# AVAILABLE RECORDS
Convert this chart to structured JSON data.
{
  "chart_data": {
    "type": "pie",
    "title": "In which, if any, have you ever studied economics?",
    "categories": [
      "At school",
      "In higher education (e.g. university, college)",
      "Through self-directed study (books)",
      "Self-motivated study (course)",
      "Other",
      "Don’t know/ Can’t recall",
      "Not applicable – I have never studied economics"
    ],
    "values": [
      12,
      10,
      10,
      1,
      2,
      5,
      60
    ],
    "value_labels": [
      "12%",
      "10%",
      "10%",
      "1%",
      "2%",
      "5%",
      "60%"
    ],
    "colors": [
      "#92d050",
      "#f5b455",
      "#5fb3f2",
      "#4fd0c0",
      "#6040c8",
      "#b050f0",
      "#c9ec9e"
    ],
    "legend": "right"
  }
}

# WHAT TO WORK ON
The entries above should be repeated exactly, every one of them.

# RESPONSE
Convert this chart to structured JSON data.
{
  "chart_data": {
    "type": "pie",
    "title": "In which, if any, have you ever studied economics?",
    "categories": [
      "At school",
      "In higher education (e.g. university, college)",
      "Through self-directed study (books)",
      "Self-motivated study (course)",
      "Other",
      "Don’t know/ Can’t recall",
      "Not applicable – I have never studied economics"
    ],
    "values": [
      12,
      10,
      10,
      1,
      2,
      5,
      60
    ],
    "value_labels": [
      "12%",
      "10%",
      "10%",
      "1%",
      "2%",
      "5%",
      "60%"
    ],
    "colors": [
      "#92d050",
      "#f5b455",
      "#5fb3f2",
      "#4fd0c0",
      "#6040c8",
      "#b050f0",
      "#c9ec9e"
    ],
    "legend": "right"
  }
}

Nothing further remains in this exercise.